Scan the data for "occhi" and copy the lines it appears in.

-- Available records start --

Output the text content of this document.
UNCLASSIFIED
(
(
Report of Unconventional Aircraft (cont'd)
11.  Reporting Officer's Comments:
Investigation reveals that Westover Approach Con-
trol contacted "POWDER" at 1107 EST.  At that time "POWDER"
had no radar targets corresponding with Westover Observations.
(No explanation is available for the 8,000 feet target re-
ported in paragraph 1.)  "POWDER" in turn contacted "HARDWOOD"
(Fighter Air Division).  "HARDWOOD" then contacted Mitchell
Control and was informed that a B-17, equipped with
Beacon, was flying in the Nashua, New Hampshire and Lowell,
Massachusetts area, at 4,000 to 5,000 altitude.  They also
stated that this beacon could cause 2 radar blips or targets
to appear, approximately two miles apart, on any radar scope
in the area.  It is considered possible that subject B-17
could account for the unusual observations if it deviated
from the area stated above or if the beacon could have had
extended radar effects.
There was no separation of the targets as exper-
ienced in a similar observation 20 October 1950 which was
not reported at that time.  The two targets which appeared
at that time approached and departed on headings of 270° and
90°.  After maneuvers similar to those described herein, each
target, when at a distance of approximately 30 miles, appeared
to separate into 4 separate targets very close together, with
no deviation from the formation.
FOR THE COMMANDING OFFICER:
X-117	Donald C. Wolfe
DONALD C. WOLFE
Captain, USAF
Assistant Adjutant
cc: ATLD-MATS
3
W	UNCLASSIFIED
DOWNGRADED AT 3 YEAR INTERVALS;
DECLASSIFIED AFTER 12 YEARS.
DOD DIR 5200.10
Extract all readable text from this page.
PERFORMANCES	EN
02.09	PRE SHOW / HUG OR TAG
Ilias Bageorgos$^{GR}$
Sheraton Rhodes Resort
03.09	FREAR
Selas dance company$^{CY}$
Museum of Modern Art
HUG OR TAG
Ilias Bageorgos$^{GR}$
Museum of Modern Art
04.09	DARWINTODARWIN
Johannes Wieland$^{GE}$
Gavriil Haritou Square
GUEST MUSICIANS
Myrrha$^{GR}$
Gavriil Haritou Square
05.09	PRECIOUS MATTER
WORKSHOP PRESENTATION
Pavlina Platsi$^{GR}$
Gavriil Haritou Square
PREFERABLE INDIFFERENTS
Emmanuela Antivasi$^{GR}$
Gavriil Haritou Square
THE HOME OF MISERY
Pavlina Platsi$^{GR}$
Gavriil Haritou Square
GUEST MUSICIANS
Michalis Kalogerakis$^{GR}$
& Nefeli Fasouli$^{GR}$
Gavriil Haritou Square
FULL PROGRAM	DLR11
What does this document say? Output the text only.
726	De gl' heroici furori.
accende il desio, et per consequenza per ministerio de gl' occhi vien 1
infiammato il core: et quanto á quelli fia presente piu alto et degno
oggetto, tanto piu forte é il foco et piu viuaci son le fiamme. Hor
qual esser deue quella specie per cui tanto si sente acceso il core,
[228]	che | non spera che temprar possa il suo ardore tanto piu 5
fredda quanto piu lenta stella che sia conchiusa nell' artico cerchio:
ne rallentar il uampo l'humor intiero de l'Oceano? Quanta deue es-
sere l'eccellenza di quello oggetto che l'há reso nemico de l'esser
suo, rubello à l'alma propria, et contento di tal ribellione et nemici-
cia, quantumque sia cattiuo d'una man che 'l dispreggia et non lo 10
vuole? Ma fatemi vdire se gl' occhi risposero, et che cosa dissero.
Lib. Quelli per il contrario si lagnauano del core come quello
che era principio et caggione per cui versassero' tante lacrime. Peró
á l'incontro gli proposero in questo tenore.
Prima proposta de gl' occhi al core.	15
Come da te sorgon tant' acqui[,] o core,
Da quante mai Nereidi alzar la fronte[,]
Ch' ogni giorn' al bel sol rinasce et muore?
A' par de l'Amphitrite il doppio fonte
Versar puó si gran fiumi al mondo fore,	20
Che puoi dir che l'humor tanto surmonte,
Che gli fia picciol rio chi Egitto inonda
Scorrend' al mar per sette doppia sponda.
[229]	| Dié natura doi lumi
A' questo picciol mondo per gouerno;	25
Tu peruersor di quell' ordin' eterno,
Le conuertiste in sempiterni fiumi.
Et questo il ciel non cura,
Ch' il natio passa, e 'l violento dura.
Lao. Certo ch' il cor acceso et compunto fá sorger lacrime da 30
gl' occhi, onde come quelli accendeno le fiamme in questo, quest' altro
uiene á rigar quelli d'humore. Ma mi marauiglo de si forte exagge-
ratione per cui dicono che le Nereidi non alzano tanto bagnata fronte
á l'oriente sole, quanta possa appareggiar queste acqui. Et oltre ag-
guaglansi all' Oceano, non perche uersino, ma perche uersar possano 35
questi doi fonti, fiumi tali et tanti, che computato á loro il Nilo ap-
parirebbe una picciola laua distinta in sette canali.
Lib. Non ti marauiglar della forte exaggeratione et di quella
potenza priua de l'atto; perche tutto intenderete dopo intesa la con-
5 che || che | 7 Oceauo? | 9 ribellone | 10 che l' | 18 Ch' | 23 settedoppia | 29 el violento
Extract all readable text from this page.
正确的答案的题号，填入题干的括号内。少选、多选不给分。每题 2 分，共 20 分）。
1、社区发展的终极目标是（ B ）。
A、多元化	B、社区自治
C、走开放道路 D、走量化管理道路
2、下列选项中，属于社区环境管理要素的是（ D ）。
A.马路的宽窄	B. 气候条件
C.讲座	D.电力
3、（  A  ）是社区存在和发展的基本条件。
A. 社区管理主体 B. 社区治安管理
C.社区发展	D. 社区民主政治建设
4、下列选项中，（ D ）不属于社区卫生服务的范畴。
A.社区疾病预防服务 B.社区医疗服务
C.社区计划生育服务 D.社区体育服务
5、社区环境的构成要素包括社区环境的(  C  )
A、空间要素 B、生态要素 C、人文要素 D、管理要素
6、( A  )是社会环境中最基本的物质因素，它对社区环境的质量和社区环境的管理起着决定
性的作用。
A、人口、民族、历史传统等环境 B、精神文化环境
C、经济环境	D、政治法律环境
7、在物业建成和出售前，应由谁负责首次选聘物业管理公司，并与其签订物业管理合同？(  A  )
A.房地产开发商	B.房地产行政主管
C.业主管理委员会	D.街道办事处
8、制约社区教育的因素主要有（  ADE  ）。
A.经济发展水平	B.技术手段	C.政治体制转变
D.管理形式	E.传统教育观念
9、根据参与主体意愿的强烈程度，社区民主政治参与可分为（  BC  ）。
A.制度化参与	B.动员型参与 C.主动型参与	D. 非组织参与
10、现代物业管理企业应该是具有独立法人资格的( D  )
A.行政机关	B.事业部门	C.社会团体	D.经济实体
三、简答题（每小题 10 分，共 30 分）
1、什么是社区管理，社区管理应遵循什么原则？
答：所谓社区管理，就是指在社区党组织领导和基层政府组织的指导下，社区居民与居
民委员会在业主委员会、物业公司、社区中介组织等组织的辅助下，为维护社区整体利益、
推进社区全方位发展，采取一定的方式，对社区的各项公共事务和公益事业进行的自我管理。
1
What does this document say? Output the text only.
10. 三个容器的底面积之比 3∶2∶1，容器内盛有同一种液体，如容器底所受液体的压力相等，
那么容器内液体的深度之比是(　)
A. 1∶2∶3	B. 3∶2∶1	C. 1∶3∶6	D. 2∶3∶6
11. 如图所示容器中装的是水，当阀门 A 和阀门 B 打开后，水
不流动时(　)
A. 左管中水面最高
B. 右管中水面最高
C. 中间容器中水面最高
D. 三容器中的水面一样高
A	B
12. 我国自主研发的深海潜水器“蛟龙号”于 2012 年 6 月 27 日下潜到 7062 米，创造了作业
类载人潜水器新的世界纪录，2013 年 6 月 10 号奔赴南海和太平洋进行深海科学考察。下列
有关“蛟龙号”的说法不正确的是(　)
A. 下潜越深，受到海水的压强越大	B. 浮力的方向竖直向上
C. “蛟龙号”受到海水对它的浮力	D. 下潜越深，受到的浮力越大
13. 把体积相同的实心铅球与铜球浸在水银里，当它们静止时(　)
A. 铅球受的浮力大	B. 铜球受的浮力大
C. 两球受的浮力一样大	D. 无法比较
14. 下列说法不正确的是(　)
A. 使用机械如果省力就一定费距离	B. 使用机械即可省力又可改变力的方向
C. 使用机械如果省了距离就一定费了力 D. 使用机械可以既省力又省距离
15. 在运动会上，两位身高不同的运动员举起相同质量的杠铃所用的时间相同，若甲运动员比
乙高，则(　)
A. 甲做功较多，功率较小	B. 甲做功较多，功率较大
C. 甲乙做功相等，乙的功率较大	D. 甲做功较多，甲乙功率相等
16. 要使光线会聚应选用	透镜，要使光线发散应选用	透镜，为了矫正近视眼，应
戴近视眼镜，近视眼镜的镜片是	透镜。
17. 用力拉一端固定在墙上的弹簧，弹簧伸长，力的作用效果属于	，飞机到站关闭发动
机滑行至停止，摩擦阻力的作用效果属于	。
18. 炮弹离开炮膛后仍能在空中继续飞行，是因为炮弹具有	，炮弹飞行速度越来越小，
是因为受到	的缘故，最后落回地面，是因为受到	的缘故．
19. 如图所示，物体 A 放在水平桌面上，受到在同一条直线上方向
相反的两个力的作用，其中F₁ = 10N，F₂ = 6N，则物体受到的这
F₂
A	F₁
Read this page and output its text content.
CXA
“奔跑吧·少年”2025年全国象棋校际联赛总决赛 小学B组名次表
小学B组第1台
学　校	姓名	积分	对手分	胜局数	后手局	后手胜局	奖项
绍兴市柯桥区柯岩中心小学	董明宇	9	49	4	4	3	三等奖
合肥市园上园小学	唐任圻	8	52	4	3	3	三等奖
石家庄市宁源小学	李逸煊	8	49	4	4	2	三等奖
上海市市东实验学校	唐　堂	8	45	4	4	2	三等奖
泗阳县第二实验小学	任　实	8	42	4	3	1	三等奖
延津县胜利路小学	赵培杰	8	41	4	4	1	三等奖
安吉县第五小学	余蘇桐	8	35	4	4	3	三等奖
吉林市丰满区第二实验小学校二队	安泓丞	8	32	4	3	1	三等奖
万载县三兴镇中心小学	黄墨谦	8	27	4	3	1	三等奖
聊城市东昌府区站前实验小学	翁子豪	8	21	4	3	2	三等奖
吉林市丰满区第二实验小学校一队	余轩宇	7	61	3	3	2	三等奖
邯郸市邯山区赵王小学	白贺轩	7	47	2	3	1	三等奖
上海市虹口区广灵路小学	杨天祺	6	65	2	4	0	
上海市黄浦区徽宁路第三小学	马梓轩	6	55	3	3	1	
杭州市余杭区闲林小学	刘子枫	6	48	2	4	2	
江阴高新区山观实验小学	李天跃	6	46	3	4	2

-- Available records end --

Final result |
accende il desio, et per consequenza per ministerio de gl' occhi vien 1
vuole? Ma fatemi vdire se gl' occhi risposero, et che cosa dissero.
Prima proposta de gl' occhi al core.	15
gl' occhi, onde come quelli accendeno le fiamme in questo, quest' altro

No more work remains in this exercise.